::: DATA ROWS

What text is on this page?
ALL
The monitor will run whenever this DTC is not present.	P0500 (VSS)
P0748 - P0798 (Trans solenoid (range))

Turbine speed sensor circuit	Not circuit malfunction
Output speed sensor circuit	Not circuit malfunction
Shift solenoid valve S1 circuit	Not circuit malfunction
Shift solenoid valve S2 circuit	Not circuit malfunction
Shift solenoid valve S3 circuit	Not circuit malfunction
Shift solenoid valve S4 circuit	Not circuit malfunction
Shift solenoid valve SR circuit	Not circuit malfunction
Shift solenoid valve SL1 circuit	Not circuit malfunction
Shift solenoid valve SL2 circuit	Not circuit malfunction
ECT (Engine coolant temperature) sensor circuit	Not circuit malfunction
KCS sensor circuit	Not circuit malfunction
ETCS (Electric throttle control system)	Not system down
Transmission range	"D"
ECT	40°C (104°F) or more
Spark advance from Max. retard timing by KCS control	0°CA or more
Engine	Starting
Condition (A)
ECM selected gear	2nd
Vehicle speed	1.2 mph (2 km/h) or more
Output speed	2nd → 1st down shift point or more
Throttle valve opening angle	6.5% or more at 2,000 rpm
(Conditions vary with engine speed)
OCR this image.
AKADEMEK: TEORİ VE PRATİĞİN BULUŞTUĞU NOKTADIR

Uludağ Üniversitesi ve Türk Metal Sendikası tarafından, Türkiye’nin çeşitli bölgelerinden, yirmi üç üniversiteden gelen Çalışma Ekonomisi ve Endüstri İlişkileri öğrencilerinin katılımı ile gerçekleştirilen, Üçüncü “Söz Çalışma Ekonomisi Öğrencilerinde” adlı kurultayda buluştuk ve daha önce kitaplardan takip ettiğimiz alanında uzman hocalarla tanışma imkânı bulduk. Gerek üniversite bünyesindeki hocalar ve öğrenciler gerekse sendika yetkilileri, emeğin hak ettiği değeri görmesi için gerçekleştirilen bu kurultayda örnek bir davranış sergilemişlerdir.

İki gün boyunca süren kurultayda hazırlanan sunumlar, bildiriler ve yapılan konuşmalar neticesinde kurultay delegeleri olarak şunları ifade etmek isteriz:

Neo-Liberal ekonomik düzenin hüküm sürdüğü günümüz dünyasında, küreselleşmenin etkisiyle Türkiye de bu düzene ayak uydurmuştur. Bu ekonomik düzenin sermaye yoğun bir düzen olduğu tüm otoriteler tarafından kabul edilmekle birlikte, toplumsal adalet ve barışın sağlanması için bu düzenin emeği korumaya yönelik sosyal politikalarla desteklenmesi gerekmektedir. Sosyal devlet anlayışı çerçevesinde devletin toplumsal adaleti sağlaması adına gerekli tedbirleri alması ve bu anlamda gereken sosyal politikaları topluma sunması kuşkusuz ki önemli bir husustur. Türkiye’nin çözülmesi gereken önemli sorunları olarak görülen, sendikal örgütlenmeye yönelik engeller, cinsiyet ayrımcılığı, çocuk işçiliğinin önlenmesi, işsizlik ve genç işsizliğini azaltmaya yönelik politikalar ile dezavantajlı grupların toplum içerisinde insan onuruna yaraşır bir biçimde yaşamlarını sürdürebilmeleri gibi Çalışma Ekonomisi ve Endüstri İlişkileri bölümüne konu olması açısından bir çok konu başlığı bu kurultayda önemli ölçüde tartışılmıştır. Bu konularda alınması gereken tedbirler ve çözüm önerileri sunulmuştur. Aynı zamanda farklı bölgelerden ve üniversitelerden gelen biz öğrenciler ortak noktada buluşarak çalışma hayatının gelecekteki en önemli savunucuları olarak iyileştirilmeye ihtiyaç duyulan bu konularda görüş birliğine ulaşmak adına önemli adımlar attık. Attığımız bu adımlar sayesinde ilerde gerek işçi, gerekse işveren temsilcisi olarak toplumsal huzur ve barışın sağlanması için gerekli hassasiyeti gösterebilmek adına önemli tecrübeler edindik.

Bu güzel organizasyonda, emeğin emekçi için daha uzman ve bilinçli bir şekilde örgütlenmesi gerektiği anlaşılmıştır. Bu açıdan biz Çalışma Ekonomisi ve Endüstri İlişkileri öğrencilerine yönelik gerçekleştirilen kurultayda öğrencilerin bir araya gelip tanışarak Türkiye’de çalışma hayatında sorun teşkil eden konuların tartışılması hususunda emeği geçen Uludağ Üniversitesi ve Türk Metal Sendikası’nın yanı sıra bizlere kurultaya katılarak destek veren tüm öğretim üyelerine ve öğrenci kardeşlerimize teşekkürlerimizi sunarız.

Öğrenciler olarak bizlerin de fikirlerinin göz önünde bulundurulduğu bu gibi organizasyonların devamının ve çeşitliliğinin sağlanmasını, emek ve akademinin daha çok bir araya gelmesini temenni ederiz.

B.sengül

::::::

- **EXERCISE INSTRUCTIONS**
Across the data above, how many lines include the word "more"? Give only the count.

- **EXERCISE RESPONSE**
5